[Layout annotation listing]
━━━━━━━━━━━━━━━━━━━━━━━━━━━━━━
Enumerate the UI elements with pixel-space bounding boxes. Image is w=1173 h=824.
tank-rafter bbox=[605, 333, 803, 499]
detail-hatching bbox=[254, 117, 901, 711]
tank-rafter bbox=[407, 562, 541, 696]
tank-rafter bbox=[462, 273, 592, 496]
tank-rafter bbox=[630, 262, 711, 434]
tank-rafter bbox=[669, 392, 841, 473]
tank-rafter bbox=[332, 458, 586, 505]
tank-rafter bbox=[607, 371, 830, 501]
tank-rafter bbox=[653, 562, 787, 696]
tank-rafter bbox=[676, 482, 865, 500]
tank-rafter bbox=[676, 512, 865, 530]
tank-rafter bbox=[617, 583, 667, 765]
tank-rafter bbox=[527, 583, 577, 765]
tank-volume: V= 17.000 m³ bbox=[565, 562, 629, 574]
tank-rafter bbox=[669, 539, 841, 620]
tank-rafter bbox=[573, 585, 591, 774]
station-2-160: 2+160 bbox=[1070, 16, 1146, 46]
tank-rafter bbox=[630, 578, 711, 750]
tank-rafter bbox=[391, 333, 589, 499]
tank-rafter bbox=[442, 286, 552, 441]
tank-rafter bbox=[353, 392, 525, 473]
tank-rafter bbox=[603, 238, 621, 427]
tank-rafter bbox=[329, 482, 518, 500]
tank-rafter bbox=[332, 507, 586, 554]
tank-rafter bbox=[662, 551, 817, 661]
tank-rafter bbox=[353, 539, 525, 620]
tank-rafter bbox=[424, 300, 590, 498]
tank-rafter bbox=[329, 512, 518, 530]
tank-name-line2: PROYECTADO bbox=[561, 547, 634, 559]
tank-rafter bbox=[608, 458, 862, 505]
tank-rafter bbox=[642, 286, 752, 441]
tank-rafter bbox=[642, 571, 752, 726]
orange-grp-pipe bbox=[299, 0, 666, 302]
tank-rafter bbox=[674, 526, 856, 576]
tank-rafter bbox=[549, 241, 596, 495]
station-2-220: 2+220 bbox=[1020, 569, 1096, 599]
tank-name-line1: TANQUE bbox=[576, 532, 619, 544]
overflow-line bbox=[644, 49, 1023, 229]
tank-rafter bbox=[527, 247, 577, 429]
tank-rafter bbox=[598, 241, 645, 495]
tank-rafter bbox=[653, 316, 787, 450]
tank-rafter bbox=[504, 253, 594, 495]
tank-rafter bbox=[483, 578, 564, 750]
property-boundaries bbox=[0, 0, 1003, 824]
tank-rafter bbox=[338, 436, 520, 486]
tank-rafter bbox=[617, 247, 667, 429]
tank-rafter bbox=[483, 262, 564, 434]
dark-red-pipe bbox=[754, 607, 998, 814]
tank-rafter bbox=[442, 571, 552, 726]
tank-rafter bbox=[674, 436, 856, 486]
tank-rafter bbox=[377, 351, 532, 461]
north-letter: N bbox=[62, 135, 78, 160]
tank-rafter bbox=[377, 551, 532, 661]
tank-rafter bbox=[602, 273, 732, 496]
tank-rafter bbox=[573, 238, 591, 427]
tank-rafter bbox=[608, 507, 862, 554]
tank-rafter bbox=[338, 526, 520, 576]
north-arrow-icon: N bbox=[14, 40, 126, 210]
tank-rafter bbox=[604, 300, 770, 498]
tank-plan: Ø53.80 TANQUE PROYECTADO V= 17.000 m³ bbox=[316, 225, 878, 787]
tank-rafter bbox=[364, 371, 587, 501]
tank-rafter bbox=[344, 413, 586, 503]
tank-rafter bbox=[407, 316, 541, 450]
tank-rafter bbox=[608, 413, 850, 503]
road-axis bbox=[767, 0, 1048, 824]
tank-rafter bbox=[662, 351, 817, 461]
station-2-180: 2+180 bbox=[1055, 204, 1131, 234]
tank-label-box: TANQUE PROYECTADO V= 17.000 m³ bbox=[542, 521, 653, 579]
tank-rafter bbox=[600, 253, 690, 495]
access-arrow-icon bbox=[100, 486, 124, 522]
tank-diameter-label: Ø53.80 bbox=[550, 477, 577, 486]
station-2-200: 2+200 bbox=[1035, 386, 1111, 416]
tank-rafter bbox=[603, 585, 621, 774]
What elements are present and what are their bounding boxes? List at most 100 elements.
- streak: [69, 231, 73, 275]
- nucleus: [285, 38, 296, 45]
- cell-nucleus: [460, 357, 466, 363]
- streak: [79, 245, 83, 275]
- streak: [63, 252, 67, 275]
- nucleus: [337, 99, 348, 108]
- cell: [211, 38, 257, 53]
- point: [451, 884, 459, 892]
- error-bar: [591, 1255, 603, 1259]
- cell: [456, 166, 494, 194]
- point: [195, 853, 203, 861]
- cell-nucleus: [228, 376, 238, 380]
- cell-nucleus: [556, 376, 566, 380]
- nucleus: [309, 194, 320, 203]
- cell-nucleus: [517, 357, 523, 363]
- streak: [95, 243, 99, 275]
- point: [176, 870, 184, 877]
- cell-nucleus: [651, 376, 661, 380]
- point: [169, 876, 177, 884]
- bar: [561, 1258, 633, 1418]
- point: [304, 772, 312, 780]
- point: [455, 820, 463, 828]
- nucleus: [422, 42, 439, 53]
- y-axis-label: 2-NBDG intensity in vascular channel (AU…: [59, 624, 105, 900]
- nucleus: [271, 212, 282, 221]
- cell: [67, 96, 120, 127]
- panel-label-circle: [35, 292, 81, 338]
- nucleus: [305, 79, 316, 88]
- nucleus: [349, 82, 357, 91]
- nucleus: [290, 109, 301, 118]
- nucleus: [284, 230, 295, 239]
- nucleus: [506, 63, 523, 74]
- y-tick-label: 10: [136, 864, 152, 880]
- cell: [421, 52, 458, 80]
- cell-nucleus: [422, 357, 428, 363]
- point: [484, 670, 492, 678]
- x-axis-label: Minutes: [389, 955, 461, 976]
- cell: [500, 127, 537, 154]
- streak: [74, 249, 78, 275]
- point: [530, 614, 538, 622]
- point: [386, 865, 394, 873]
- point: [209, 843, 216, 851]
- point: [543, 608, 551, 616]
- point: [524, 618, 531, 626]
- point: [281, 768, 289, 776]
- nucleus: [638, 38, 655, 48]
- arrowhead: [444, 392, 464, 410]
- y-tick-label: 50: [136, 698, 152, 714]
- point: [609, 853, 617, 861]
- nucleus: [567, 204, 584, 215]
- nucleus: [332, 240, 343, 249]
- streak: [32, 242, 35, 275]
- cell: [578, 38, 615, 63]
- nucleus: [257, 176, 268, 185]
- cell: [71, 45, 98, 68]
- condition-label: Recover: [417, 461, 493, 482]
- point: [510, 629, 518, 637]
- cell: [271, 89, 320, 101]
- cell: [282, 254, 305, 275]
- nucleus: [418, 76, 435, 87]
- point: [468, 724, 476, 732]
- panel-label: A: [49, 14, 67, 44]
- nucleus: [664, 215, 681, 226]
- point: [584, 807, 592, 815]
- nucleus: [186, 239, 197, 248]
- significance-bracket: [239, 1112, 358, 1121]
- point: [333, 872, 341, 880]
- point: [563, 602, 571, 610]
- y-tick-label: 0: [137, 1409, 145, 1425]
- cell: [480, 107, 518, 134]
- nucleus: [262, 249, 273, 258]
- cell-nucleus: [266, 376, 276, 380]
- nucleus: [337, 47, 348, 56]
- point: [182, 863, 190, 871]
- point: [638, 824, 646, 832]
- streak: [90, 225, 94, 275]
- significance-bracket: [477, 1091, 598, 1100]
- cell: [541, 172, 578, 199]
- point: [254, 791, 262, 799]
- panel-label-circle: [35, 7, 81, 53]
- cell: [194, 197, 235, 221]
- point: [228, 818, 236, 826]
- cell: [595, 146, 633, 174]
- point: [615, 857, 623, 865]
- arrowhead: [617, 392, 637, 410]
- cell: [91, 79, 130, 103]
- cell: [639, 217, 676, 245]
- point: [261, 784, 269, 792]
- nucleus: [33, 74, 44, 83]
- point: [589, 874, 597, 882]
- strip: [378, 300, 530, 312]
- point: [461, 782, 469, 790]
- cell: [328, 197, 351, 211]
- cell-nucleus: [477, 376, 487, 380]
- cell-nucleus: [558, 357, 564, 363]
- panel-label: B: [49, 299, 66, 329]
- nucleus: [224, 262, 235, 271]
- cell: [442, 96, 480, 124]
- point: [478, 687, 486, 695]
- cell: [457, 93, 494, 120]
━━━━━━━━━━━━━━━━━━━━━━━━━━━━━━
What this task involves: Transcribe the listing word for word, starting at its first line and ending with the line that contains "tank-rafter bbox=[504, 253, 594, 495]", including that line.

Task output:
Enumerate the UI elements with pixel-space bounding boxes. Image is w=1173 h=824.
tank-rafter bbox=[605, 333, 803, 499]
detail-hatching bbox=[254, 117, 901, 711]
tank-rafter bbox=[407, 562, 541, 696]
tank-rafter bbox=[462, 273, 592, 496]
tank-rafter bbox=[630, 262, 711, 434]
tank-rafter bbox=[669, 392, 841, 473]
tank-rafter bbox=[332, 458, 586, 505]
tank-rafter bbox=[607, 371, 830, 501]
tank-rafter bbox=[653, 562, 787, 696]
tank-rafter bbox=[676, 482, 865, 500]
tank-rafter bbox=[676, 512, 865, 530]
tank-rafter bbox=[617, 583, 667, 765]
tank-rafter bbox=[527, 583, 577, 765]
tank-volume: V= 17.000 m³ bbox=[565, 562, 629, 574]
tank-rafter bbox=[669, 539, 841, 620]
tank-rafter bbox=[573, 585, 591, 774]
station-2-160: 2+160 bbox=[1070, 16, 1146, 46]
tank-rafter bbox=[630, 578, 711, 750]
tank-rafter bbox=[391, 333, 589, 499]
tank-rafter bbox=[442, 286, 552, 441]
tank-rafter bbox=[353, 392, 525, 473]
tank-rafter bbox=[603, 238, 621, 427]
tank-rafter bbox=[329, 482, 518, 500]
tank-rafter bbox=[332, 507, 586, 554]
tank-rafter bbox=[662, 551, 817, 661]
tank-rafter bbox=[353, 539, 525, 620]
tank-rafter bbox=[424, 300, 590, 498]
tank-rafter bbox=[329, 512, 518, 530]
tank-name-line2: PROYECTADO bbox=[561, 547, 634, 559]
tank-rafter bbox=[608, 458, 862, 505]
tank-rafter bbox=[642, 286, 752, 441]
tank-rafter bbox=[642, 571, 752, 726]
orange-grp-pipe bbox=[299, 0, 666, 302]
tank-rafter bbox=[674, 526, 856, 576]
tank-rafter bbox=[549, 241, 596, 495]
station-2-220: 2+220 bbox=[1020, 569, 1096, 599]
tank-name-line1: TANQUE bbox=[576, 532, 619, 544]
overflow-line bbox=[644, 49, 1023, 229]
tank-rafter bbox=[527, 247, 577, 429]
tank-rafter bbox=[598, 241, 645, 495]
tank-rafter bbox=[653, 316, 787, 450]
tank-rafter bbox=[504, 253, 594, 495]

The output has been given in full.